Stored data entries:
#####

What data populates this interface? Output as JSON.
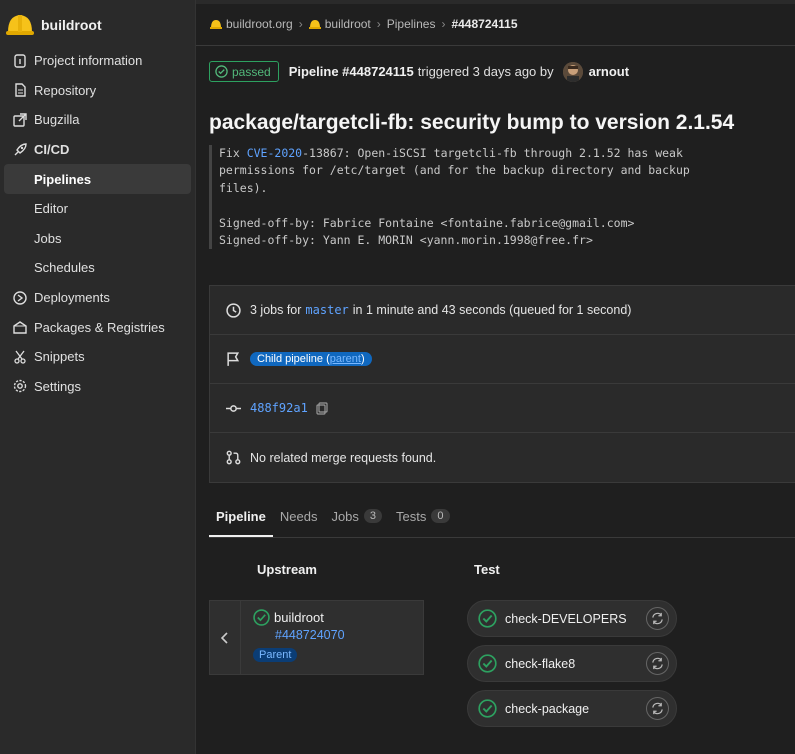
{
  "project": {
    "name": "buildroot",
    "icon": "helmet-icon"
  },
  "sidebar": {
    "items": [
      {
        "label": "Project information",
        "icon": "info-icon",
        "type": "item"
      },
      {
        "label": "Repository",
        "icon": "document-icon",
        "type": "item"
      },
      {
        "label": "Bugzilla",
        "icon": "external-link-icon",
        "type": "item"
      },
      {
        "label": "CI/CD",
        "icon": "rocket-icon",
        "type": "section"
      },
      {
        "label": "Pipelines",
        "type": "sub-active"
      },
      {
        "label": "Editor",
        "type": "sub"
      },
      {
        "label": "Jobs",
        "type": "sub"
      },
      {
        "label": "Schedules",
        "type": "sub"
      },
      {
        "label": "Deployments",
        "icon": "deployments-icon",
        "type": "item"
      },
      {
        "label": "Packages & Registries",
        "icon": "package-icon",
        "type": "item"
      },
      {
        "label": "Snippets",
        "icon": "snippet-icon",
        "type": "item"
      },
      {
        "label": "Settings",
        "icon": "gear-icon",
        "type": "item"
      }
    ]
  },
  "breadcrumb": {
    "group": "buildroot.org",
    "project": "buildroot",
    "section": "Pipelines",
    "current": "#448724115"
  },
  "pipeline": {
    "status": "passed",
    "id_label": "Pipeline #448724115",
    "triggered_text": "triggered 3 days ago by",
    "author": "arnout",
    "title": "package/targetcli-fb: security bump to version 2.1.54",
    "commit": {
      "line1_prefix": "Fix ",
      "cve_link": "CVE-2020",
      "line1_suffix": "-13867: Open-iSCSI targetcli-fb through 2.1.52 has weak",
      "line2": "permissions for /etc/target (and for the backup directory and backup",
      "line3": "files).",
      "signed1": "Signed-off-by: Fabrice Fontaine <fontaine.fabrice@gmail.com>",
      "signed2": "Signed-off-by: Yann E. MORIN <yann.morin.1998@free.fr>"
    },
    "jobs_summary": {
      "prefix": "3 jobs for",
      "branch": "master",
      "suffix": "in 1 minute and 43 seconds (queued for 1 second)"
    },
    "child_pill": {
      "text": "Child pipeline (",
      "parent": "parent",
      "close": ")"
    },
    "sha": "488f92a1",
    "merge_requests": "No related merge requests found."
  },
  "tabs": [
    {
      "label": "Pipeline",
      "count": null,
      "active": true
    },
    {
      "label": "Needs",
      "count": null,
      "active": false
    },
    {
      "label": "Jobs",
      "count": "3",
      "active": false
    },
    {
      "label": "Tests",
      "count": "0",
      "active": false
    }
  ],
  "graph": {
    "upstream_heading": "Upstream",
    "test_heading": "Test",
    "upstream": {
      "name": "buildroot",
      "id": "#448724070",
      "badge": "Parent"
    },
    "jobs": [
      {
        "name": "check-DEVELOPERS"
      },
      {
        "name": "check-flake8"
      },
      {
        "name": "check-package"
      }
    ]
  },
  "colors": {
    "success": "#2da160",
    "link": "#5fa3ff",
    "pill": "#1068bf"
  }
}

#####

_TASK:_ Print each record exactly as it stands, leaving the images out.

_RESULT OF THIS TASK:_
What data populates this interface? Output as JSON.
{
  "project": {
    "name": "buildroot",
    "icon": "helmet-icon"
  },
  "sidebar": {
    "items": [
      {
        "label": "Project information",
        "icon": "info-icon",
        "type": "item"
      },
      {
        "label": "Repository",
        "icon": "document-icon",
        "type": "item"
      },
      {
        "label": "Bugzilla",
        "icon": "external-link-icon",
        "type": "item"
      },
      {
        "label": "CI/CD",
        "icon": "rocket-icon",
        "type": "section"
      },
      {
        "label": "Pipelines",
        "type": "sub-active"
      },
      {
        "label": "Editor",
        "type": "sub"
      },
      {
        "label": "Jobs",
        "type": "sub"
      },
      {
        "label": "Schedules",
        "type": "sub"
      },
      {
        "label": "Deployments",
        "icon": "deployments-icon",
        "type": "item"
      },
      {
        "label": "Packages & Registries",
        "icon": "package-icon",
        "type": "item"
      },
      {
        "label": "Snippets",
        "icon": "snippet-icon",
        "type": "item"
      },
      {
        "label": "Settings",
        "icon": "gear-icon",
        "type": "item"
      }
    ]
  },
  "breadcrumb": {
    "group": "buildroot.org",
    "project": "buildroot",
    "section": "Pipelines",
    "current": "#448724115"
  },
  "pipeline": {
    "status": "passed",
    "id_label": "Pipeline #448724115",
    "triggered_text": "triggered 3 days ago by",
    "author": "arnout",
    "title": "package/targetcli-fb: security bump to version 2.1.54",
    "commit": {
      "line1_prefix": "Fix ",
      "cve_link": "CVE-2020",
      "line1_suffix": "-13867: Open-iSCSI targetcli-fb through 2.1.52 has weak",
      "line2": "permissions for /etc/target (and for the backup directory and backup",
      "line3": "files).",
      "signed1": "Signed-off-by: Fabrice Fontaine <fontaine.fabrice@gmail.com>",
      "signed2": "Signed-off-by: Yann E. MORIN <yann.morin.1998@free.fr>"
    },
    "jobs_summary": {
      "prefix": "3 jobs for",
      "branch": "master",
      "suffix": "in 1 minute and 43 seconds (queued for 1 second)"
    },
    "child_pill": {
      "text": "Child pipeline (",
      "parent": "parent",
      "close": ")"
    },
    "sha": "488f92a1",
    "merge_requests": "No related merge requests found."
  },
  "tabs": [
    {
      "label": "Pipeline",
      "count": null,
      "active": true
    },
    {
      "label": "Needs",
      "count": null,
      "active": false
    },
    {
      "label": "Jobs",
      "count": "3",
      "active": false
    },
    {
      "label": "Tests",
      "count": "0",
      "active": false
    }
  ],
  "graph": {
    "upstream_heading": "Upstream",
    "test_heading": "Test",
    "upstream": {
      "name": "buildroot",
      "id": "#448724070",
      "badge": "Parent"
    },
    "jobs": [
      {
        "name": "check-DEVELOPERS"
      },
      {
        "name": "check-flake8"
      },
      {
        "name": "check-package"
      }
    ]
  },
  "colors": {
    "success": "#2da160",
    "link": "#5fa3ff",
    "pill": "#1068bf"
  }
}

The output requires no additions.